-- start of Data for processing --

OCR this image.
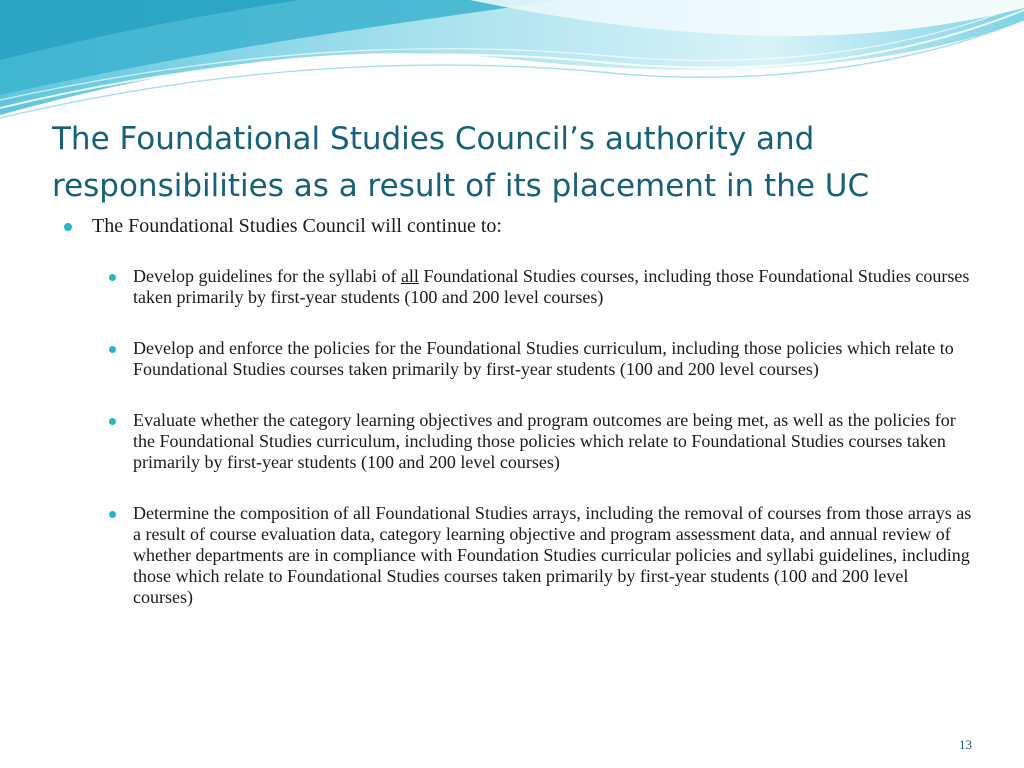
The Foundational Studies Council’s authority and responsibilities as a result of its placement in the UC
The Foundational Studies Council will continue to:
Develop guidelines for the syllabi of all Foundational Studies courses, including those Foundational Studies courses taken primarily by first-year students (100 and 200 level courses)
Develop and enforce the policies for the Foundational Studies curriculum, including those policies which relate to Foundational Studies courses taken primarily by first-year students (100 and 200 level courses)
Evaluate whether the category learning objectives and program outcomes are being met, as well as the policies for the Foundational Studies curriculum, including those policies which relate to Foundational Studies courses taken primarily by first-year students (100 and 200 level courses)
Determine the composition of all Foundational Studies arrays, including the removal of courses from those arrays as a result of course evaluation data, category learning objective and program assessment data, and annual review of whether departments are in compliance with Foundation Studies curricular policies and syllabi guidelines, including those which relate to Foundational Studies courses taken primarily by first-year students (100 and 200 level courses)
13
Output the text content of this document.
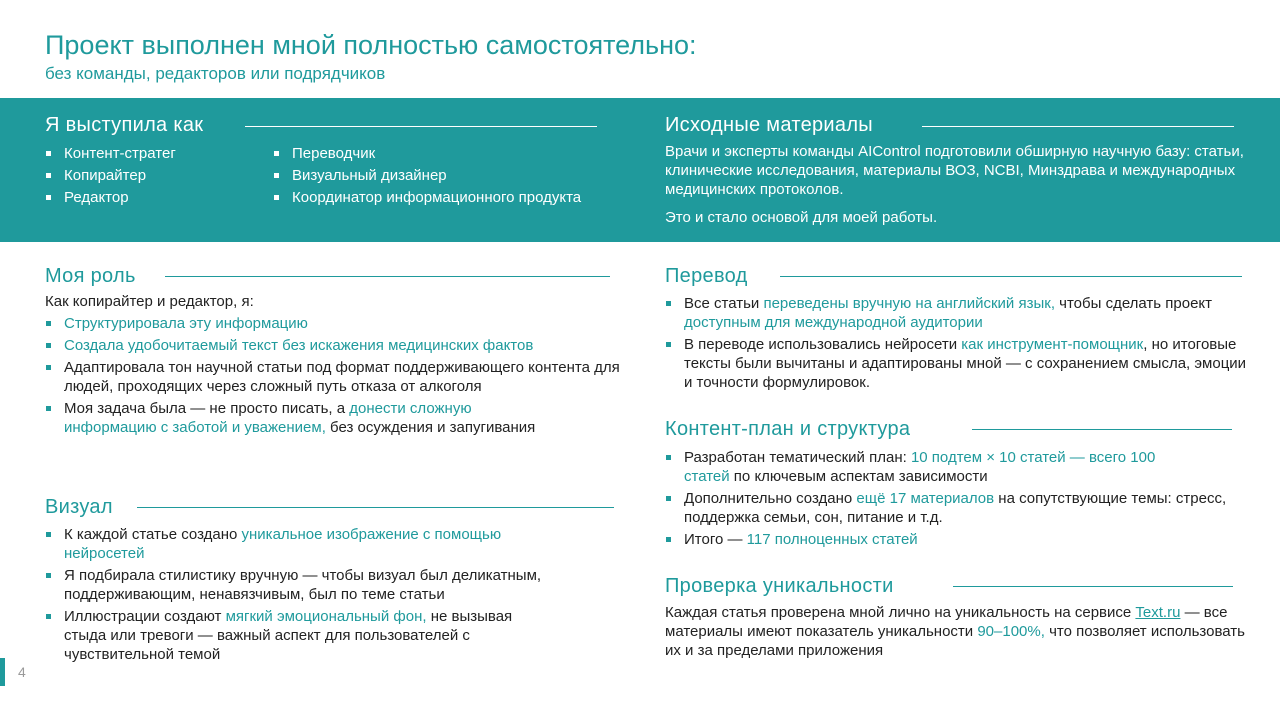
Проект выполнен мной полностью самостоятельно:
без команды, редакторов или подрядчиков
Я выступила как
Контент-стратег
Копирайтер
Редактор
Переводчик
Визуальный дизайнер
Координатор информационного продукта
Исходные материалы
Врачи и эксперты команды AIControl подготовили обширную научную базу: статьи, клинические исследования, материалы ВОЗ, NCBI, Минздрава и международных медицинских протоколов.
Это и стало основой для моей работы.
Моя роль
Как копирайтер и редактор, я:
Структурировала эту информацию
Создала удобочитаемый текст без искажения медицинских фактов
Адаптировала тон научной статьи под формат поддерживающего контента для людей, проходящих через сложный путь отказа от алкоголя
Моя задача была — не просто писать, а донести сложную информацию с заботой и уважением, без осуждения и запугивания
Визуал
К каждой статье создано уникальное изображение с помощью нейросетей
Я подбирала стилистику вручную — чтобы визуал был деликатным, поддерживающим, ненавязчивым, был по теме статьи
Иллюстрации создают мягкий эмоциональный фон, не вызывая стыда или тревоги — важный аспект для пользователей с чувствительной темой
Перевод
Все статьи переведены вручную на английский язык, чтобы сделать проект доступным для международной аудитории
В переводе использовались нейросети как инструмент-помощник, но итоговые тексты были вычитаны и адаптированы мной — с сохранением смысла, эмоции и точности формулировок.
Контент-план и структура
Разработан тематический план: 10 подтем × 10 статей — всего 100 статей по ключевым аспектам зависимости
Дополнительно создано ещё 17 материалов на сопутствующие темы: стресс, поддержка семьи, сон, питание и т.д.
Итого — 117 полноценных статей
Проверка уникальности
Каждая статья проверена мной лично на уникальность на сервисе Text.ru — все материалы имеют показатель уникальности 90–100%, что позволяет использовать их и за пределами приложения
4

-- end of Data for processing --

» Job
Transcribe all of the entries word for word, but skip any pictures they contain.

» Output of the exercise
OCR this image.
The Foundational Studies Council’s authority and responsibilities as a result of its placement in the UC
The Foundational Studies Council will continue to:
Develop guidelines for the syllabi of all Foundational Studies courses, including those Foundational Studies courses taken primarily by first-year students (100 and 200 level courses)
Develop and enforce the policies for the Foundational Studies curriculum, including those policies which relate to Foundational Studies courses taken primarily by first-year students (100 and 200 level courses)
Evaluate whether the category learning objectives and program outcomes are being met, as well as the policies for the Foundational Studies curriculum, including those policies which relate to Foundational Studies courses taken primarily by first-year students (100 and 200 level courses)
Determine the composition of all Foundational Studies arrays, including the removal of courses from those arrays as a result of course evaluation data, category learning objective and program assessment data, and annual review of whether departments are in compliance with Foundation Studies curricular policies and syllabi guidelines, including those which relate to Foundational Studies courses taken primarily by first-year students (100 and 200 level courses)
13
Output the text content of this document.
Проект выполнен мной полностью самостоятельно:
без команды, редакторов или подрядчиков
Я выступила как
Контент-стратег
Копирайтер
Редактор
Переводчик
Визуальный дизайнер
Координатор информационного продукта
Исходные материалы
Врачи и эксперты команды AIControl подготовили обширную научную базу: статьи, клинические исследования, материалы ВОЗ, NCBI, Минздрава и международных медицинских протоколов.
Это и стало основой для моей работы.
Моя роль
Как копирайтер и редактор, я:
Структурировала эту информацию
Создала удобочитаемый текст без искажения медицинских фактов
Адаптировала тон научной статьи под формат поддерживающего контента для людей, проходящих через сложный путь отказа от алкоголя
Моя задача была — не просто писать, а донести сложную информацию с заботой и уважением, без осуждения и запугивания
Визуал
К каждой статье создано уникальное изображение с помощью нейросетей
Я подбирала стилистику вручную — чтобы визуал был деликатным, поддерживающим, ненавязчивым, был по теме статьи
Иллюстрации создают мягкий эмоциональный фон, не вызывая стыда или тревоги — важный аспект для пользователей с чувствительной темой
Перевод
Все статьи переведены вручную на английский язык, чтобы сделать проект доступным для международной аудитории
В переводе использовались нейросети как инструмент-помощник, но итоговые тексты были вычитаны и адаптированы мной — с сохранением смысла, эмоции и точности формулировок.
Контент-план и структура
Разработан тематический план: 10 подтем × 10 статей — всего 100 статей по ключевым аспектам зависимости
Дополнительно создано ещё 17 материалов на сопутствующие темы: стресс, поддержка семьи, сон, питание и т.д.
Итого — 117 полноценных статей
Проверка уникальности
Каждая статья проверена мной лично на уникальность на сервисе Text.ru — все материалы имеют показатель уникальности 90–100%, что позволяет использовать их и за пределами приложения
4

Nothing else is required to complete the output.